All of the entries need to be written out again, exactly as they are.

Dataset entries
......

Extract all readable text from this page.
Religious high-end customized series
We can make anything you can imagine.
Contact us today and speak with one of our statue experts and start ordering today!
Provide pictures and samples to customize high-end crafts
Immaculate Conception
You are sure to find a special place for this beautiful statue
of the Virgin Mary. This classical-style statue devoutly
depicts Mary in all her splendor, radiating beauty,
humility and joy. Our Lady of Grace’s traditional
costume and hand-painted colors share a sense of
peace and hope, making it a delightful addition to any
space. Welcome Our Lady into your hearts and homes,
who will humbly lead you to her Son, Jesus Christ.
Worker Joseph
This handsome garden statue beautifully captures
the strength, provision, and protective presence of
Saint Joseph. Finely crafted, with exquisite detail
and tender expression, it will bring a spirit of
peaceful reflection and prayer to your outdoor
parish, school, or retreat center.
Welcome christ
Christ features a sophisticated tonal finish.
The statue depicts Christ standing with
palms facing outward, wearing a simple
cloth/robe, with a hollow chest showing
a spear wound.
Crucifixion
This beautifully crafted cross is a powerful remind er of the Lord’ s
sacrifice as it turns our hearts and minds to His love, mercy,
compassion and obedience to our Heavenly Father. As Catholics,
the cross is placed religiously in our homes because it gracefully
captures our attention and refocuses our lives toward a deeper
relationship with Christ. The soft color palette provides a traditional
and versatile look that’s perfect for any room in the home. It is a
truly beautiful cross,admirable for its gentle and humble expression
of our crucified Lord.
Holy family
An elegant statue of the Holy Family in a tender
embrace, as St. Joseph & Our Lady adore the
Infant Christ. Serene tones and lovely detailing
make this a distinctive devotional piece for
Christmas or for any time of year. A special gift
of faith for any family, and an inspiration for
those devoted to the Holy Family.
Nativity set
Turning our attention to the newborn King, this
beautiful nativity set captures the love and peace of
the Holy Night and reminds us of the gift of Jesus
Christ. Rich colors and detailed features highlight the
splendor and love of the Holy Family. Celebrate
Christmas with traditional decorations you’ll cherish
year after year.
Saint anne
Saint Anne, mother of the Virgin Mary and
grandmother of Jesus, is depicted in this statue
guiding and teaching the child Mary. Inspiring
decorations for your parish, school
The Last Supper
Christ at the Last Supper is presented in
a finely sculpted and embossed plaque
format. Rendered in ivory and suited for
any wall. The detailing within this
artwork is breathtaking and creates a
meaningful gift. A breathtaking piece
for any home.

......

Exercise result:
Extract all readable text from this page.
Religious high-end customized series
We can make anything you can imagine.
Contact us today and speak with one of our statue experts and start ordering today!
Provide pictures and samples to customize high-end crafts
Immaculate Conception
You are sure to find a special place for this beautiful statue
of the Virgin Mary. This classical-style statue devoutly
depicts Mary in all her splendor, radiating beauty,
humility and joy. Our Lady of Grace’s traditional
costume and hand-painted colors share a sense of
peace and hope, making it a delightful addition to any
space. Welcome Our Lady into your hearts and homes,
who will humbly lead you to her Son, Jesus Christ.
Worker Joseph
This handsome garden statue beautifully captures
the strength, provision, and protective presence of
Saint Joseph. Finely crafted, with exquisite detail
and tender expression, it will bring a spirit of
peaceful reflection and prayer to your outdoor
parish, school, or retreat center.
Welcome christ
Christ features a sophisticated tonal finish.
The statue depicts Christ standing with
palms facing outward, wearing a simple
cloth/robe, with a hollow chest showing
a spear wound.
Crucifixion
This beautifully crafted cross is a powerful remind er of the Lord’ s
sacrifice as it turns our hearts and minds to His love, mercy,
compassion and obedience to our Heavenly Father. As Catholics,
the cross is placed religiously in our homes because it gracefully
captures our attention and refocuses our lives toward a deeper
relationship with Christ. The soft color palette provides a traditional
and versatile look that’s perfect for any room in the home. It is a
truly beautiful cross,admirable for its gentle and humble expression
of our crucified Lord.
Holy family
An elegant statue of the Holy Family in a tender
embrace, as St. Joseph & Our Lady adore the
Infant Christ. Serene tones and lovely detailing
make this a distinctive devotional piece for
Christmas or for any time of year. A special gift
of faith for any family, and an inspiration for
those devoted to the Holy Family.
Nativity set
Turning our attention to the newborn King, this
beautiful nativity set captures the love and peace of
the Holy Night and reminds us of the gift of Jesus
Christ. Rich colors and detailed features highlight the
splendor and love of the Holy Family. Celebrate
Christmas with traditional decorations you’ll cherish
year after year.
Saint anne
Saint Anne, mother of the Virgin Mary and
grandmother of Jesus, is depicted in this statue
guiding and teaching the child Mary. Inspiring
decorations for your parish, school
The Last Supper
Christ at the Last Supper is presented in
a finely sculpted and embossed plaque
format. Rendered in ivory and suited for
any wall. The detailing within this
artwork is breathtaking and creates a
meaningful gift. A breathtaking piece
for any home.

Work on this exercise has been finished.